→ **Material**:
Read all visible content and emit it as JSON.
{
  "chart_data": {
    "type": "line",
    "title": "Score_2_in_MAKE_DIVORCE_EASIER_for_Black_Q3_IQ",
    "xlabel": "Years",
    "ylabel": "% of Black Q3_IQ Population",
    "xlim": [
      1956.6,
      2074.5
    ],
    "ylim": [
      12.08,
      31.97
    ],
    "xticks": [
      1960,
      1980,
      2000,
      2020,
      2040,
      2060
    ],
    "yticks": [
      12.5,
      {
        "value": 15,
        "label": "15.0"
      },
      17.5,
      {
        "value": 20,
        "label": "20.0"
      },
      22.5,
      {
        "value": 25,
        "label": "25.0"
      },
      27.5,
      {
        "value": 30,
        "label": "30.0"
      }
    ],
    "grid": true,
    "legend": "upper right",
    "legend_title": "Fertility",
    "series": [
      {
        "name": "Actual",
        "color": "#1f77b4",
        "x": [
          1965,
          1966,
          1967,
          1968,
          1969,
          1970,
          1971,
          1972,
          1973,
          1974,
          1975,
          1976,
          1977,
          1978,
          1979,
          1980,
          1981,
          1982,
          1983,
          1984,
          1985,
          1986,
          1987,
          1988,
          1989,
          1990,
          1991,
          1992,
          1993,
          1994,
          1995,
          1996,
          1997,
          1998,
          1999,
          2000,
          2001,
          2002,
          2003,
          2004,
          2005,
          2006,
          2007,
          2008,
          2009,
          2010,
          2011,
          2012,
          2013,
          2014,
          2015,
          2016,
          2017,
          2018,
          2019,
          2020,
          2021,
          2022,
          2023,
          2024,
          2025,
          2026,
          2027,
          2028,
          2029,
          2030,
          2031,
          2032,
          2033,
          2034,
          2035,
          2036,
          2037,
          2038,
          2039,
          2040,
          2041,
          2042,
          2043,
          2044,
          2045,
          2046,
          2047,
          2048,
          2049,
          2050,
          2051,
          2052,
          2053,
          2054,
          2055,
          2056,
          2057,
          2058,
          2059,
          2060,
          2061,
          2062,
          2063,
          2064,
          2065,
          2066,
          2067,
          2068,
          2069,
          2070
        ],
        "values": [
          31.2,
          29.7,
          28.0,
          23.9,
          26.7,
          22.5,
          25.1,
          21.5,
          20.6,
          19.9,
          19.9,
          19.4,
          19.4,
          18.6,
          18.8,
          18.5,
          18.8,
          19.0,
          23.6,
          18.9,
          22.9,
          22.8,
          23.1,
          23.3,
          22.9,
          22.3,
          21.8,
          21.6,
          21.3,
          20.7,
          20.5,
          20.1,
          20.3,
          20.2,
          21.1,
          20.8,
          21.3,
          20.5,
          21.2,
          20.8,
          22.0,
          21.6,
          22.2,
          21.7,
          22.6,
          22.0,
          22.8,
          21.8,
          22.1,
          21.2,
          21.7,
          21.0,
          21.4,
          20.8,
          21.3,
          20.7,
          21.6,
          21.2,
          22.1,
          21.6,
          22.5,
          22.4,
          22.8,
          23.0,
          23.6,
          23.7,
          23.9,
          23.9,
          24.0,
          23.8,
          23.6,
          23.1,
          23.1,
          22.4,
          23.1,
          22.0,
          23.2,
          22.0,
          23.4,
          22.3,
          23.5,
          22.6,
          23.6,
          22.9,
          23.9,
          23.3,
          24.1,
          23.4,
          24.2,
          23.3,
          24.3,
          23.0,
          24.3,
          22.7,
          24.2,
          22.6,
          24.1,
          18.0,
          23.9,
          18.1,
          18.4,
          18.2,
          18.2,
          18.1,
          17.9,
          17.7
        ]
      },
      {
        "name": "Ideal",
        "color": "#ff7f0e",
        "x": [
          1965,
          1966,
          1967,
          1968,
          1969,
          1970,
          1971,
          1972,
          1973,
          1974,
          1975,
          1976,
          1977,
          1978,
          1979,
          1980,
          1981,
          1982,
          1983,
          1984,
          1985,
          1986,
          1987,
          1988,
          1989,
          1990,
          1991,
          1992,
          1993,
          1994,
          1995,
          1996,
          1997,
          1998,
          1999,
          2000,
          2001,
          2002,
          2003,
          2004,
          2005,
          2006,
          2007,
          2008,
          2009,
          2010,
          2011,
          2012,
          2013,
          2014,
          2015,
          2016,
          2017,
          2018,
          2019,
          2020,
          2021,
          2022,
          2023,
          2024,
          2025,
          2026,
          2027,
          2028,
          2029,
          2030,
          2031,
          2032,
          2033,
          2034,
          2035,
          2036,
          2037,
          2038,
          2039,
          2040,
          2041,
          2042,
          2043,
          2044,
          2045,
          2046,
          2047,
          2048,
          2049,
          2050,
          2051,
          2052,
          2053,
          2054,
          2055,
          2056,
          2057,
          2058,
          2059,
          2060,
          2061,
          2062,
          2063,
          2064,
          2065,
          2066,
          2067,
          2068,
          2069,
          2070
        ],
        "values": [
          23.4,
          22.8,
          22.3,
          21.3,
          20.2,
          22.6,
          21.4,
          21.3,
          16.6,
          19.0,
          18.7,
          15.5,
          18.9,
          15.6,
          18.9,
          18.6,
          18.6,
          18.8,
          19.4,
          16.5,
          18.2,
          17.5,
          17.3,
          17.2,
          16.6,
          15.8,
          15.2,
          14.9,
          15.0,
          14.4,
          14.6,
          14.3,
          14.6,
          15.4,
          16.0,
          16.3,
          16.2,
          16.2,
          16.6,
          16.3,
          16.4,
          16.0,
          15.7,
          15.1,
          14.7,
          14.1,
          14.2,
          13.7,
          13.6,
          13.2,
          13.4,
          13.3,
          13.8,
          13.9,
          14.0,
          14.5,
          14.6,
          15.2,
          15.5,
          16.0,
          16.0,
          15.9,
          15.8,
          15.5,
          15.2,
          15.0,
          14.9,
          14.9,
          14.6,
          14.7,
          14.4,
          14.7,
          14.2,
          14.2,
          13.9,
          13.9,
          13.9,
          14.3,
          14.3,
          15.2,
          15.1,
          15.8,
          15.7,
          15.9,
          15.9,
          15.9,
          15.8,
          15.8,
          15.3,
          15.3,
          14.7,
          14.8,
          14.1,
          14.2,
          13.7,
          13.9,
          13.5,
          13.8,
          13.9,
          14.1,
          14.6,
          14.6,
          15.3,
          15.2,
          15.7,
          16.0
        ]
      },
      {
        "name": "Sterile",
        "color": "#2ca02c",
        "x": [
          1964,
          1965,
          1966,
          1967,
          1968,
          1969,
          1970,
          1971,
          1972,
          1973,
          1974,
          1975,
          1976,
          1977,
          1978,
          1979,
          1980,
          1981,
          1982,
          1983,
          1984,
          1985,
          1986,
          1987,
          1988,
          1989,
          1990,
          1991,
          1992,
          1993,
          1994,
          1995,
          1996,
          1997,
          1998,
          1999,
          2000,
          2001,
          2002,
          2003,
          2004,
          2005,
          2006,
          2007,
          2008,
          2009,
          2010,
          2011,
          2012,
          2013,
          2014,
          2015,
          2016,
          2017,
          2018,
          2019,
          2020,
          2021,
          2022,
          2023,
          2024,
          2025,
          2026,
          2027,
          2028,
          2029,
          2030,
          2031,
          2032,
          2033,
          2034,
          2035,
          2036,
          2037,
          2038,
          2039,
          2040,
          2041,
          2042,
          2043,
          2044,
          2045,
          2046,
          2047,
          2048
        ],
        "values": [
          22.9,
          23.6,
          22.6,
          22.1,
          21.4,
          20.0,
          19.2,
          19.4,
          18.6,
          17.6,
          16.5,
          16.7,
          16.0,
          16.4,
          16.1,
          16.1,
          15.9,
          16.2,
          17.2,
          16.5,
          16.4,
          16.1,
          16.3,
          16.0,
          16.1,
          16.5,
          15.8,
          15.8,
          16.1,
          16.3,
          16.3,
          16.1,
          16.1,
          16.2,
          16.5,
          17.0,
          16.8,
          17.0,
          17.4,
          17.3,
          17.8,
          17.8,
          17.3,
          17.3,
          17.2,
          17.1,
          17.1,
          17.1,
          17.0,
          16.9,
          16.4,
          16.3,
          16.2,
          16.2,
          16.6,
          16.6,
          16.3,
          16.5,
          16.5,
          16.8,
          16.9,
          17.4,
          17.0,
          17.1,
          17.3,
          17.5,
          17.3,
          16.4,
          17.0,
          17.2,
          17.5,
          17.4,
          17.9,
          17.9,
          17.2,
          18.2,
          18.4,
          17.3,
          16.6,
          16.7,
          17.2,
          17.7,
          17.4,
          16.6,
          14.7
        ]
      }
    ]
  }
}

→ **What the exercise asks**: A line counts if it holds the word "name". How many lines of the entries count? Give the number only.

→ **Response for this exercise**: 3